Task to complete:
From the entries provided below, copy each line that contains the word "marker".

* begin Input data *

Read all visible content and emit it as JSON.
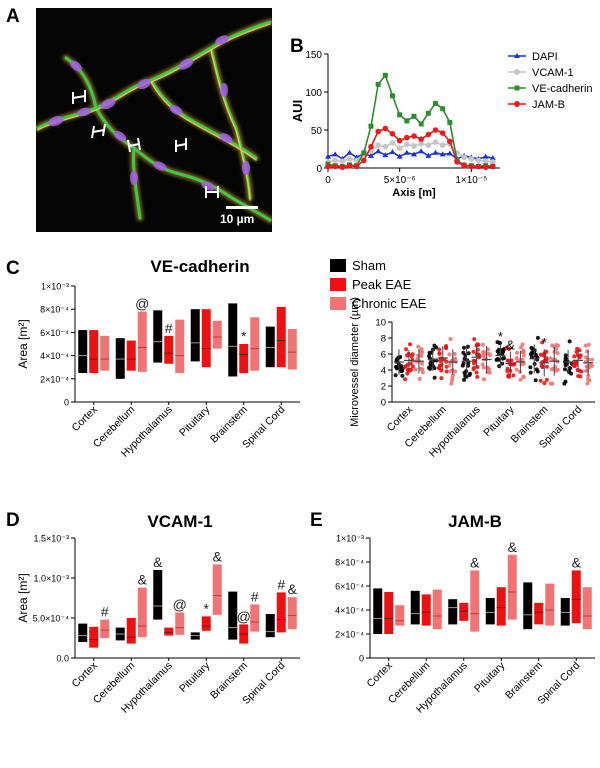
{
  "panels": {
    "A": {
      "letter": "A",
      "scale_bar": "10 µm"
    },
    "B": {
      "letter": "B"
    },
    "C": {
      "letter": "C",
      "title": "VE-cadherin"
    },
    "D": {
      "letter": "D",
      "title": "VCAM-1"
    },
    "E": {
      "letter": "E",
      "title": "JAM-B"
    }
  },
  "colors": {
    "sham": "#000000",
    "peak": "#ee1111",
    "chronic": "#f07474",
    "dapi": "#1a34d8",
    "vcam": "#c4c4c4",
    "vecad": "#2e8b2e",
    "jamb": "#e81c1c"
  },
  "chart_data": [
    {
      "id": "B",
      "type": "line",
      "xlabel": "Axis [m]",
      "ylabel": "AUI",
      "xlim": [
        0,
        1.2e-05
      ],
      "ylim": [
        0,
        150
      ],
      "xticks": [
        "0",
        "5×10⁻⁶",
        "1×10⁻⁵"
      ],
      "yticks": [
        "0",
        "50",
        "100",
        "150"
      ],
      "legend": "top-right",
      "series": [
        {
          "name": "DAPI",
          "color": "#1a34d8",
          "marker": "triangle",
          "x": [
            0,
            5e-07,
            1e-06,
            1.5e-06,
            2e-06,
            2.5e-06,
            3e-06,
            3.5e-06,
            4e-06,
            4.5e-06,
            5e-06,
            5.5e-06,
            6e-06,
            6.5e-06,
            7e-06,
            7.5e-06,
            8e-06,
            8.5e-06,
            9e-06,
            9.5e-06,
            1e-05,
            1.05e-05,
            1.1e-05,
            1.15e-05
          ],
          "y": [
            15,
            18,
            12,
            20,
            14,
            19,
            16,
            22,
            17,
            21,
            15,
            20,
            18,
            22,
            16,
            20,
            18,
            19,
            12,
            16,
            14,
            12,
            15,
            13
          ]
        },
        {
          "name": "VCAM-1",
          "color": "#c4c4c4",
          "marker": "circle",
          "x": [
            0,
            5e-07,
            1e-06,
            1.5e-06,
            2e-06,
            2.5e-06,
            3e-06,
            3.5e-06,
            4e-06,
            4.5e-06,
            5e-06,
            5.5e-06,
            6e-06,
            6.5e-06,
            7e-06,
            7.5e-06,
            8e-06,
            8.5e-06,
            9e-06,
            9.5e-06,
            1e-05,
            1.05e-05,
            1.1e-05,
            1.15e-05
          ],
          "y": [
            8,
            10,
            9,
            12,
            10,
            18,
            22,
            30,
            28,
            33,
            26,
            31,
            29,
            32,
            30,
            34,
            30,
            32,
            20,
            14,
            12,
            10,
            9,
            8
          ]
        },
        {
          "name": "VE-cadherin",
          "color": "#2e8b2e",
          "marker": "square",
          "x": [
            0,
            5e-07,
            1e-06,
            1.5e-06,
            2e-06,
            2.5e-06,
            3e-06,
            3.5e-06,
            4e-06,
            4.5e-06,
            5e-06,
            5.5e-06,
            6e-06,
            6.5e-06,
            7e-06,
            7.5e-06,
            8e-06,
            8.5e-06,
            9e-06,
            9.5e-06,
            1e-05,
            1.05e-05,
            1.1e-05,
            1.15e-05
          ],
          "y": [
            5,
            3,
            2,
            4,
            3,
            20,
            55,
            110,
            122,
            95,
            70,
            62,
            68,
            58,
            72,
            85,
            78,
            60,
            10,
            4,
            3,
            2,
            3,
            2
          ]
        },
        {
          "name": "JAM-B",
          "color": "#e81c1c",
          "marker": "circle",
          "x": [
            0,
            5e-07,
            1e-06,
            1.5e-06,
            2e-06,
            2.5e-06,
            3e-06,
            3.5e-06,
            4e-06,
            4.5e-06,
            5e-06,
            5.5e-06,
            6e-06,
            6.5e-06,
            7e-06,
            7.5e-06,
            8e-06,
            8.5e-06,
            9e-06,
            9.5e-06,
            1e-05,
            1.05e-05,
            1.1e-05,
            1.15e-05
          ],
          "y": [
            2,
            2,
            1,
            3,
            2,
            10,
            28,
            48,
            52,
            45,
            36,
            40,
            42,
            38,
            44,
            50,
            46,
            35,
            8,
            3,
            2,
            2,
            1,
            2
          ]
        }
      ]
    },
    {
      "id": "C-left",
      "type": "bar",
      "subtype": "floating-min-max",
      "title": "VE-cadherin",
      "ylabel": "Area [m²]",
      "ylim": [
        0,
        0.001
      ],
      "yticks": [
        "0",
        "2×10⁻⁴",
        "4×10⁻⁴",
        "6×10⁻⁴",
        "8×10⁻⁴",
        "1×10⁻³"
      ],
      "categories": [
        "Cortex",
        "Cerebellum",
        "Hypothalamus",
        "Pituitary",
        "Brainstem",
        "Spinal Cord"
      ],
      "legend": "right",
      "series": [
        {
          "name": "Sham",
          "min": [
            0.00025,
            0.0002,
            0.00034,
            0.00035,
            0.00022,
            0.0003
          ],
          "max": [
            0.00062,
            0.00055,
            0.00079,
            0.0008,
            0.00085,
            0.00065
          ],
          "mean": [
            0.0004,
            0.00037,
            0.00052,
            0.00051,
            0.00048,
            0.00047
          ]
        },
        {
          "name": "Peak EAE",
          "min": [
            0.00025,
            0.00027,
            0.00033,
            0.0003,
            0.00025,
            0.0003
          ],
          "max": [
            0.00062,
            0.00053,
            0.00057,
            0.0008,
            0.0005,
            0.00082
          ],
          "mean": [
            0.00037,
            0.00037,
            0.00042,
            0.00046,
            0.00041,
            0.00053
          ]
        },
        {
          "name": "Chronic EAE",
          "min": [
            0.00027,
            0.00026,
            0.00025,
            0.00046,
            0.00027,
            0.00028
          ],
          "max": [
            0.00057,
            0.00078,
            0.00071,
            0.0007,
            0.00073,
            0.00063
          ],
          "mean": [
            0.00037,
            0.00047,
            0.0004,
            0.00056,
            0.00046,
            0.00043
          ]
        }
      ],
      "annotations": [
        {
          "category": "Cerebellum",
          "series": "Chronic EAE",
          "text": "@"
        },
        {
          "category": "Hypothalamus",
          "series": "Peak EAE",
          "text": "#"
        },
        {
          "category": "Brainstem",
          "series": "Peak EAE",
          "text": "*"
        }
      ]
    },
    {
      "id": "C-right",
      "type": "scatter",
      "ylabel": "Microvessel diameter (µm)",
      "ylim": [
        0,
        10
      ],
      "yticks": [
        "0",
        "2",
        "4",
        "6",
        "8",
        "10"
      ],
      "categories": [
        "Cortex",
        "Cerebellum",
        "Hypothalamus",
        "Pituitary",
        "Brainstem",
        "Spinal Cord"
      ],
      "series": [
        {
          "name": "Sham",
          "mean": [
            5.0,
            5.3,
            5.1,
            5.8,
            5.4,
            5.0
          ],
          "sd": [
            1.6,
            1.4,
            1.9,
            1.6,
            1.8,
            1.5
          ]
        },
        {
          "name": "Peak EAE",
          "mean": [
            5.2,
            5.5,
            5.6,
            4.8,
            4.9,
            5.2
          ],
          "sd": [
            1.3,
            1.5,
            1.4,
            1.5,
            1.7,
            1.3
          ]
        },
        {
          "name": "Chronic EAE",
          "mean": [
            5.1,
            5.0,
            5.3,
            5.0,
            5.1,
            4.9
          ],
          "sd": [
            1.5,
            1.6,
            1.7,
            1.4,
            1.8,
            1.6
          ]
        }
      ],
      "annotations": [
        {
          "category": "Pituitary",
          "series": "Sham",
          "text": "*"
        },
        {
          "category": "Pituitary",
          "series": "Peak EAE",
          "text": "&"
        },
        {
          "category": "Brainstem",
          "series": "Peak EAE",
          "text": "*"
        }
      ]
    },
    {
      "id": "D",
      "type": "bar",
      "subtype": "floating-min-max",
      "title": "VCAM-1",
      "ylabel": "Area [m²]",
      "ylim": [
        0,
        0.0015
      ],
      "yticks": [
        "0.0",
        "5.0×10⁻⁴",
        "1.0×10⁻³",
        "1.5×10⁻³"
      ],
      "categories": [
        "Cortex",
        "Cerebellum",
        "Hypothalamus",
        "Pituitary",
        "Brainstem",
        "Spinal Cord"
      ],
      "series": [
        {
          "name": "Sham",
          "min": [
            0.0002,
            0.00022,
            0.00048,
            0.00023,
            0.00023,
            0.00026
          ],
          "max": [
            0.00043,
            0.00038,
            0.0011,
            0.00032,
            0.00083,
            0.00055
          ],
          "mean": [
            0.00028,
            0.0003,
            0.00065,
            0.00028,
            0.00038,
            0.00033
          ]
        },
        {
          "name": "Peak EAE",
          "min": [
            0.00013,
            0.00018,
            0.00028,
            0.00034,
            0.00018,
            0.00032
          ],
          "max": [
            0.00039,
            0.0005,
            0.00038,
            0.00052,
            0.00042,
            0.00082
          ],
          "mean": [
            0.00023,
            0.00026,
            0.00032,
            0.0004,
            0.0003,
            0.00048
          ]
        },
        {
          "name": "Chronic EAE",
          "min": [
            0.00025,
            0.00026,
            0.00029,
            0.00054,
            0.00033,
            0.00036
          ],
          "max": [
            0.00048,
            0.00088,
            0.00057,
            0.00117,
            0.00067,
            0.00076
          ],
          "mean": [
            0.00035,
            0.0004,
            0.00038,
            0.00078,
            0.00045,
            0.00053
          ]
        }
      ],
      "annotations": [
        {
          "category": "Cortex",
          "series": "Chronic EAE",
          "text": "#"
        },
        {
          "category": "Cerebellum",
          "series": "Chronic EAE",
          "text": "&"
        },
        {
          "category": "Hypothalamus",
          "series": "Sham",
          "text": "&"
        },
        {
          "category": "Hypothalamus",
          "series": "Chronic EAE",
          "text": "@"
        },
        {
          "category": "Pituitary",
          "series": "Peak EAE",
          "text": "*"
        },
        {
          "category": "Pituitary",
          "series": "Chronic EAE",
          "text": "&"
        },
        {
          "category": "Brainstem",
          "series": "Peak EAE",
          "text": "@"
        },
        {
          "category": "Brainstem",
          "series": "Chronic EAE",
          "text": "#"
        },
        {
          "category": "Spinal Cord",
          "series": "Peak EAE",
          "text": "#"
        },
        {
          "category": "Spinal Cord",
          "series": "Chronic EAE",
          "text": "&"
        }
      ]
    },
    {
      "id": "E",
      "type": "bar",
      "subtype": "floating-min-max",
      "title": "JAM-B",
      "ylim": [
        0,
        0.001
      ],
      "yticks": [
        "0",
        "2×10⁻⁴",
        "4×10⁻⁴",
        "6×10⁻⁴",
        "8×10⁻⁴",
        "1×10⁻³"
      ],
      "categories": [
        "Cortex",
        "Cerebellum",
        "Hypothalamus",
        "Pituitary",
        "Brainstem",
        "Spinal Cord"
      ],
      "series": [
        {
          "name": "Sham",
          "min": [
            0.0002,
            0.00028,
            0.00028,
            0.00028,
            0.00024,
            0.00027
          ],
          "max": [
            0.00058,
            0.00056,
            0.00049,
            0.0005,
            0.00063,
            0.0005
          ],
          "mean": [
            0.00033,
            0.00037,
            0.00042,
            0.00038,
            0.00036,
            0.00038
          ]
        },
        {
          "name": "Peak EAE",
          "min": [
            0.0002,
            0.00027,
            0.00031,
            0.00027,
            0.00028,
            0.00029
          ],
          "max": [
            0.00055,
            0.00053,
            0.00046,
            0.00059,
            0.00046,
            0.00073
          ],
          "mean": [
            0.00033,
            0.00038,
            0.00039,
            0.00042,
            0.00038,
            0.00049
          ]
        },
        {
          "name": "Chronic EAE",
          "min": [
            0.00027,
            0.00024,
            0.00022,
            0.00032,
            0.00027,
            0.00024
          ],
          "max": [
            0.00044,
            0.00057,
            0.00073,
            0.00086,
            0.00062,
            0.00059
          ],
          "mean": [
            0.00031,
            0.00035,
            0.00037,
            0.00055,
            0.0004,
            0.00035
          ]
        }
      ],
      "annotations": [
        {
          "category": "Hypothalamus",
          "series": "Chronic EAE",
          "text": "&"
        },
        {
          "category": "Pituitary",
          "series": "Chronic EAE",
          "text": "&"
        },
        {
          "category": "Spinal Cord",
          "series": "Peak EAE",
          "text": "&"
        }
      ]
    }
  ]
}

* end Input data *

Exercise result:
          "marker": "triangle",
          "marker": "circle",
          "marker": "square",
          "marker": "circle",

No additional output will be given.